## Written instruction
Write the records below out again exactly as given, with no images.

## The records
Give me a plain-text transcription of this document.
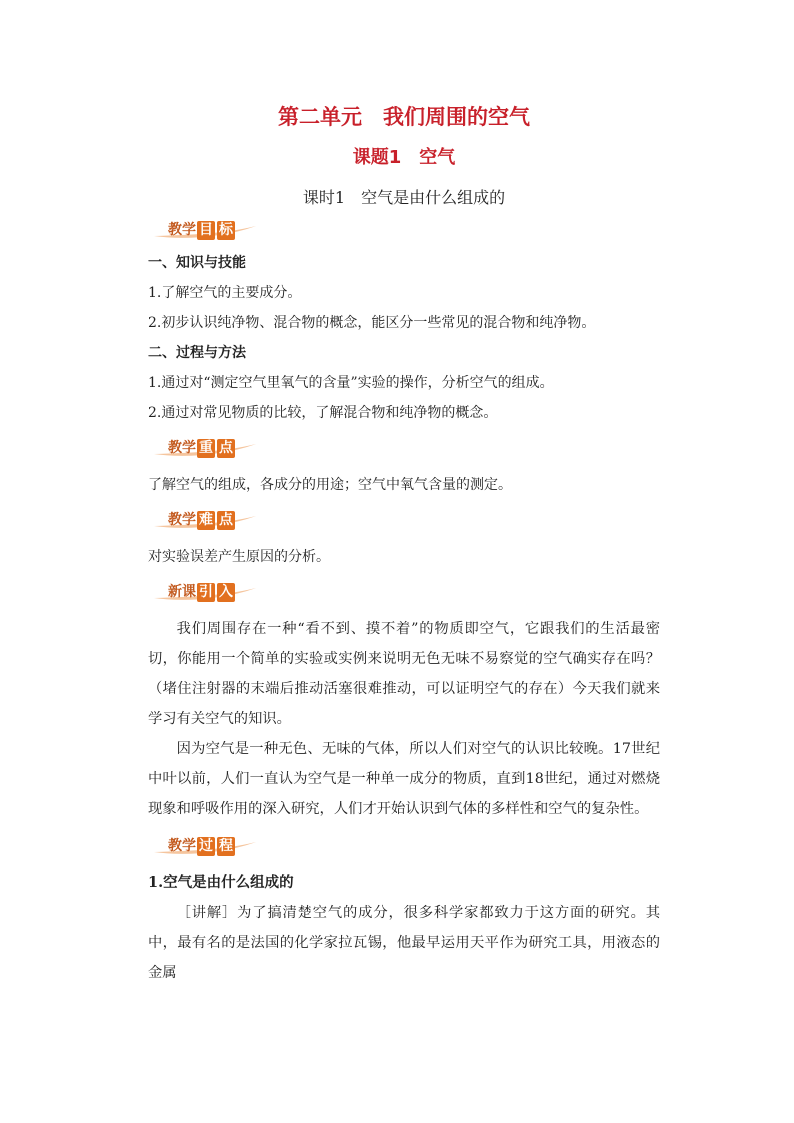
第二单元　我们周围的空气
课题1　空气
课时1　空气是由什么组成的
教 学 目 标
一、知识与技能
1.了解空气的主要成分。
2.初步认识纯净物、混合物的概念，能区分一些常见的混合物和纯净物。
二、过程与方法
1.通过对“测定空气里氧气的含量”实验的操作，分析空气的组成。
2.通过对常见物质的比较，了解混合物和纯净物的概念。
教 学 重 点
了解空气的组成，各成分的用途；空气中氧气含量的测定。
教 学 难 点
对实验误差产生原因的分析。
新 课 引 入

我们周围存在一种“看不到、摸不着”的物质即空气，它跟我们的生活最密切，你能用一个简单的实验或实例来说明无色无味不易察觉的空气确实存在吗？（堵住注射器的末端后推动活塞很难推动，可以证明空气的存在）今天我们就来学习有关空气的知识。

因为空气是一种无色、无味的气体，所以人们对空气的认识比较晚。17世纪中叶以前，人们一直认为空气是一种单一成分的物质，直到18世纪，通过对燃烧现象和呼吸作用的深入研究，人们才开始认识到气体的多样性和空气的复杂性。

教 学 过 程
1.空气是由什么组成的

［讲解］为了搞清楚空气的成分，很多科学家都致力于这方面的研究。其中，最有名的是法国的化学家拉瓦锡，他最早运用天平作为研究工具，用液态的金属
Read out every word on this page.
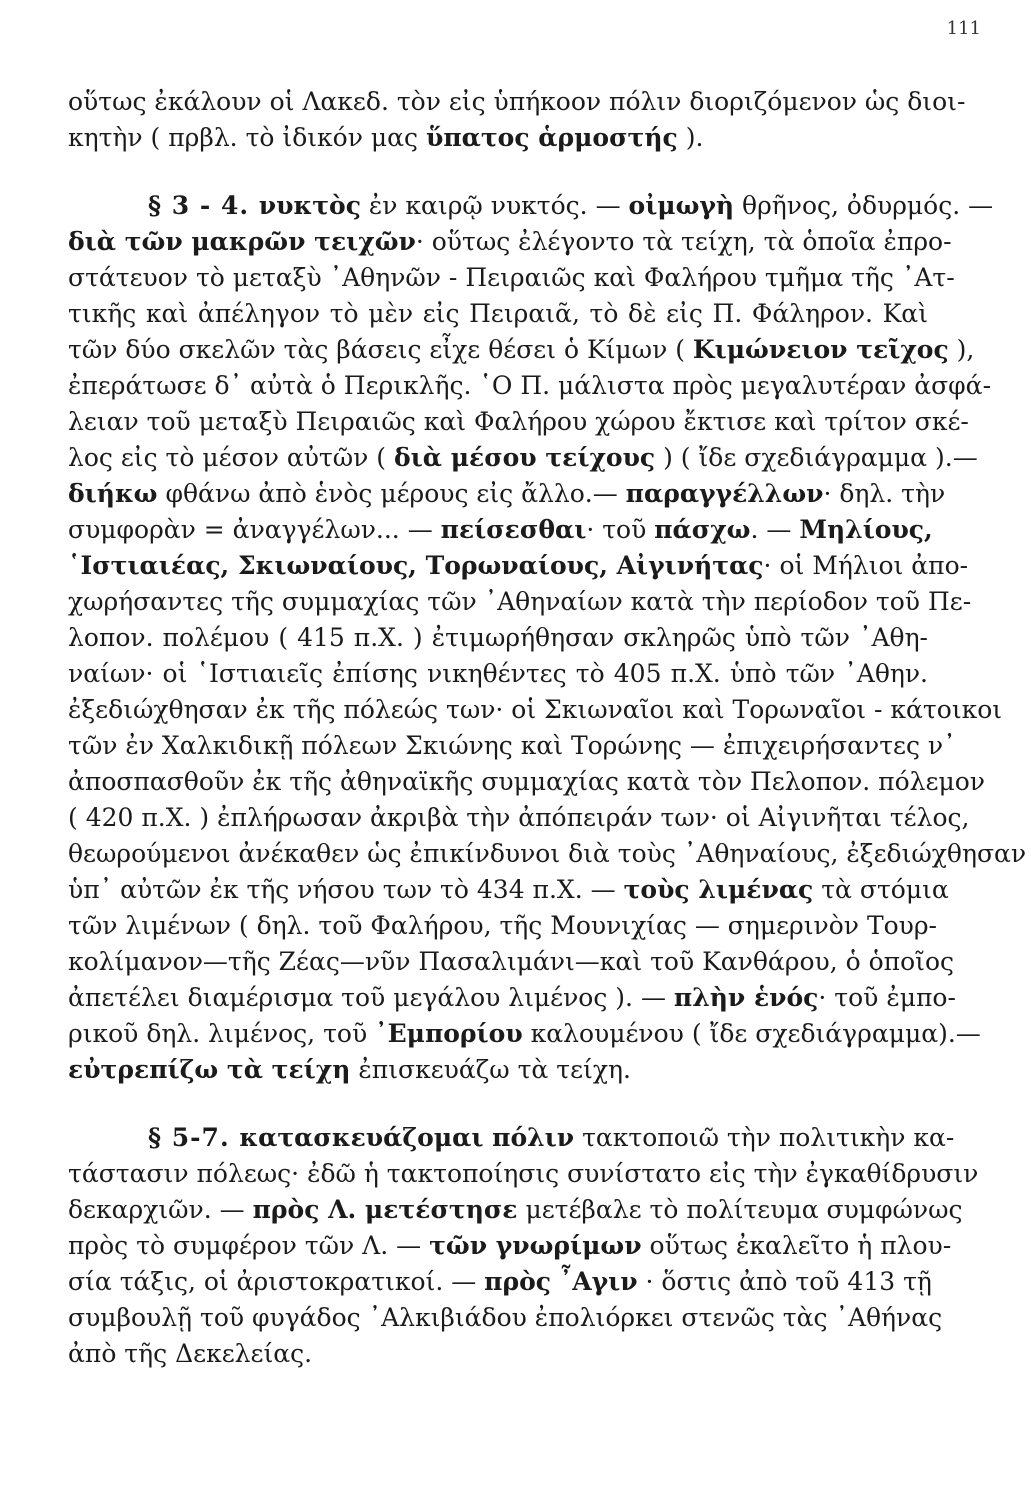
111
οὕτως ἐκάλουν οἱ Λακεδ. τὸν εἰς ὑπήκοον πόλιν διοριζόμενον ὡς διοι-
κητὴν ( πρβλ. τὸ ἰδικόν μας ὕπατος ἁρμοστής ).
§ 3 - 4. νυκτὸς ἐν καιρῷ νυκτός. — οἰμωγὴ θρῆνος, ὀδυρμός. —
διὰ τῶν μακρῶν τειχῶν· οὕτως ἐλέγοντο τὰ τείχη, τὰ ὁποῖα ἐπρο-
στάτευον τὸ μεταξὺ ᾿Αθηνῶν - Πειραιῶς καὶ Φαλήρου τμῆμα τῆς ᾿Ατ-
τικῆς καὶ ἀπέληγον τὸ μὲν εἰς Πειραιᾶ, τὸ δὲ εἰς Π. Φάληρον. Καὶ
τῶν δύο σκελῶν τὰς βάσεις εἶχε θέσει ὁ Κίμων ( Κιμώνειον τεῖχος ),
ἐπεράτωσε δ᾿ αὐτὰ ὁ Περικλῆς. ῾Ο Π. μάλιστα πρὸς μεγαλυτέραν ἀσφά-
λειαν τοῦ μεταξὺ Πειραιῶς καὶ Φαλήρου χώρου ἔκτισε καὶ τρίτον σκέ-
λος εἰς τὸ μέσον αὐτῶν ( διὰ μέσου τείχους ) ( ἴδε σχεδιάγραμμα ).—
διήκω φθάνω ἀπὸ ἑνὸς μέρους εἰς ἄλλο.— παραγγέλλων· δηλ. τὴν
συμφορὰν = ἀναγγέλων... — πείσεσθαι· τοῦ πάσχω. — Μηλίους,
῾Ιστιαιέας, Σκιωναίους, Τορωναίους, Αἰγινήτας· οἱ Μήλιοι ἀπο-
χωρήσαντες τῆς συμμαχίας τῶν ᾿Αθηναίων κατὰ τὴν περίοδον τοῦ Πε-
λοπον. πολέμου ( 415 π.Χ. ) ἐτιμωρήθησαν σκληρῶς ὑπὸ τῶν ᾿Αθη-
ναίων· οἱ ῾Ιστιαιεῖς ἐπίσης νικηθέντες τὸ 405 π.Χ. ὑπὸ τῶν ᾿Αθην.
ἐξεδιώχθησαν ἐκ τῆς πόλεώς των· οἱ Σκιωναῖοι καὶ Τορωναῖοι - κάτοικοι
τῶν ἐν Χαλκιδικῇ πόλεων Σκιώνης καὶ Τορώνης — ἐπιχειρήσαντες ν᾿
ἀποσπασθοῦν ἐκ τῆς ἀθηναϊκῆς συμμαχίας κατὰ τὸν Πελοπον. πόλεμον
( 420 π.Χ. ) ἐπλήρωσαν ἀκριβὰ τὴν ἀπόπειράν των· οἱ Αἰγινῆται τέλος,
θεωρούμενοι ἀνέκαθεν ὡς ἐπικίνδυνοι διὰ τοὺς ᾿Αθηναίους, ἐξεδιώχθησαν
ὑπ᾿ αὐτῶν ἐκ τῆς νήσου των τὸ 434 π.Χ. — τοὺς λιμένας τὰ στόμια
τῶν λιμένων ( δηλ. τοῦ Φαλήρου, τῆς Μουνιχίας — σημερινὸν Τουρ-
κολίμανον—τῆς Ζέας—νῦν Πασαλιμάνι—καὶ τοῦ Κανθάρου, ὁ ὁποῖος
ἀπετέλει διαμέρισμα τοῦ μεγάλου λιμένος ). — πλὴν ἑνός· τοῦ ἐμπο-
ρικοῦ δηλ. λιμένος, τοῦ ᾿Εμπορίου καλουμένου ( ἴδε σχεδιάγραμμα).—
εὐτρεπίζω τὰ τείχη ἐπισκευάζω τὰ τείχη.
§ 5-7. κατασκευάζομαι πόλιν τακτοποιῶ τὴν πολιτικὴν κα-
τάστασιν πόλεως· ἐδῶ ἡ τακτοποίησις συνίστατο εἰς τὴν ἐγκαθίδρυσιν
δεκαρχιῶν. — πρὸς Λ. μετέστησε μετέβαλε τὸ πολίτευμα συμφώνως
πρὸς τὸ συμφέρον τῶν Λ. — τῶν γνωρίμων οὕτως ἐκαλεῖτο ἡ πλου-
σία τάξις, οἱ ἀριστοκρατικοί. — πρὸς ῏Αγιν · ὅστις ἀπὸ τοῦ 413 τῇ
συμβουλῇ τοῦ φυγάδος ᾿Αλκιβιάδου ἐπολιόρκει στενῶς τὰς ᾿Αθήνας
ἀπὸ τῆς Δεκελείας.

## Correct answer
Give me a plain-text transcription of this document.
第二单元　我们周围的空气
课题1　空气
课时1　空气是由什么组成的
教 学 目 标
一、知识与技能
1.了解空气的主要成分。
2.初步认识纯净物、混合物的概念，能区分一些常见的混合物和纯净物。
二、过程与方法
1.通过对“测定空气里氧气的含量”实验的操作，分析空气的组成。
2.通过对常见物质的比较，了解混合物和纯净物的概念。
教 学 重 点
了解空气的组成，各成分的用途；空气中氧气含量的测定。
教 学 难 点
对实验误差产生原因的分析。
新 课 引 入

我们周围存在一种“看不到、摸不着”的物质即空气，它跟我们的生活最密切，你能用一个简单的实验或实例来说明无色无味不易察觉的空气确实存在吗？（堵住注射器的末端后推动活塞很难推动，可以证明空气的存在）今天我们就来学习有关空气的知识。

因为空气是一种无色、无味的气体，所以人们对空气的认识比较晚。17世纪中叶以前，人们一直认为空气是一种单一成分的物质，直到18世纪，通过对燃烧现象和呼吸作用的深入研究，人们才开始认识到气体的多样性和空气的复杂性。

教 学 过 程
1.空气是由什么组成的

［讲解］为了搞清楚空气的成分，很多科学家都致力于这方面的研究。其中，最有名的是法国的化学家拉瓦锡，他最早运用天平作为研究工具，用液态的金属
Read out every word on this page.
111
οὕτως ἐκάλουν οἱ Λακεδ. τὸν εἰς ὑπήκοον πόλιν διοριζόμενον ὡς διοι-
κητὴν ( πρβλ. τὸ ἰδικόν μας ὕπατος ἁρμοστής ).
§ 3 - 4. νυκτὸς ἐν καιρῷ νυκτός. — οἰμωγὴ θρῆνος, ὀδυρμός. —
διὰ τῶν μακρῶν τειχῶν· οὕτως ἐλέγοντο τὰ τείχη, τὰ ὁποῖα ἐπρο-
στάτευον τὸ μεταξὺ ᾿Αθηνῶν - Πειραιῶς καὶ Φαλήρου τμῆμα τῆς ᾿Ατ-
τικῆς καὶ ἀπέληγον τὸ μὲν εἰς Πειραιᾶ, τὸ δὲ εἰς Π. Φάληρον. Καὶ
τῶν δύο σκελῶν τὰς βάσεις εἶχε θέσει ὁ Κίμων ( Κιμώνειον τεῖχος ),
ἐπεράτωσε δ᾿ αὐτὰ ὁ Περικλῆς. ῾Ο Π. μάλιστα πρὸς μεγαλυτέραν ἀσφά-
λειαν τοῦ μεταξὺ Πειραιῶς καὶ Φαλήρου χώρου ἔκτισε καὶ τρίτον σκέ-
λος εἰς τὸ μέσον αὐτῶν ( διὰ μέσου τείχους ) ( ἴδε σχεδιάγραμμα ).—
διήκω φθάνω ἀπὸ ἑνὸς μέρους εἰς ἄλλο.— παραγγέλλων· δηλ. τὴν
συμφορὰν = ἀναγγέλων... — πείσεσθαι· τοῦ πάσχω. — Μηλίους,
῾Ιστιαιέας, Σκιωναίους, Τορωναίους, Αἰγινήτας· οἱ Μήλιοι ἀπο-
χωρήσαντες τῆς συμμαχίας τῶν ᾿Αθηναίων κατὰ τὴν περίοδον τοῦ Πε-
λοπον. πολέμου ( 415 π.Χ. ) ἐτιμωρήθησαν σκληρῶς ὑπὸ τῶν ᾿Αθη-
ναίων· οἱ ῾Ιστιαιεῖς ἐπίσης νικηθέντες τὸ 405 π.Χ. ὑπὸ τῶν ᾿Αθην.
ἐξεδιώχθησαν ἐκ τῆς πόλεώς των· οἱ Σκιωναῖοι καὶ Τορωναῖοι - κάτοικοι
τῶν ἐν Χαλκιδικῇ πόλεων Σκιώνης καὶ Τορώνης — ἐπιχειρήσαντες ν᾿
ἀποσπασθοῦν ἐκ τῆς ἀθηναϊκῆς συμμαχίας κατὰ τὸν Πελοπον. πόλεμον
( 420 π.Χ. ) ἐπλήρωσαν ἀκριβὰ τὴν ἀπόπειράν των· οἱ Αἰγινῆται τέλος,
θεωρούμενοι ἀνέκαθεν ὡς ἐπικίνδυνοι διὰ τοὺς ᾿Αθηναίους, ἐξεδιώχθησαν
ὑπ᾿ αὐτῶν ἐκ τῆς νήσου των τὸ 434 π.Χ. — τοὺς λιμένας τὰ στόμια
τῶν λιμένων ( δηλ. τοῦ Φαλήρου, τῆς Μουνιχίας — σημερινὸν Τουρ-
κολίμανον—τῆς Ζέας—νῦν Πασαλιμάνι—καὶ τοῦ Κανθάρου, ὁ ὁποῖος
ἀπετέλει διαμέρισμα τοῦ μεγάλου λιμένος ). — πλὴν ἑνός· τοῦ ἐμπο-
ρικοῦ δηλ. λιμένος, τοῦ ᾿Εμπορίου καλουμένου ( ἴδε σχεδιάγραμμα).—
εὐτρεπίζω τὰ τείχη ἐπισκευάζω τὰ τείχη.
§ 5-7. κατασκευάζομαι πόλιν τακτοποιῶ τὴν πολιτικὴν κα-
τάστασιν πόλεως· ἐδῶ ἡ τακτοποίησις συνίστατο εἰς τὴν ἐγκαθίδρυσιν
δεκαρχιῶν. — πρὸς Λ. μετέστησε μετέβαλε τὸ πολίτευμα συμφώνως
πρὸς τὸ συμφέρον τῶν Λ. — τῶν γνωρίμων οὕτως ἐκαλεῖτο ἡ πλου-
σία τάξις, οἱ ἀριστοκρατικοί. — πρὸς ῏Αγιν · ὅστις ἀπὸ τοῦ 413 τῇ
συμβουλῇ τοῦ φυγάδος ᾿Αλκιβιάδου ἐπολιόρκει στενῶς τὰς ᾿Αθήνας
ἀπὸ τῆς Δεκελείας.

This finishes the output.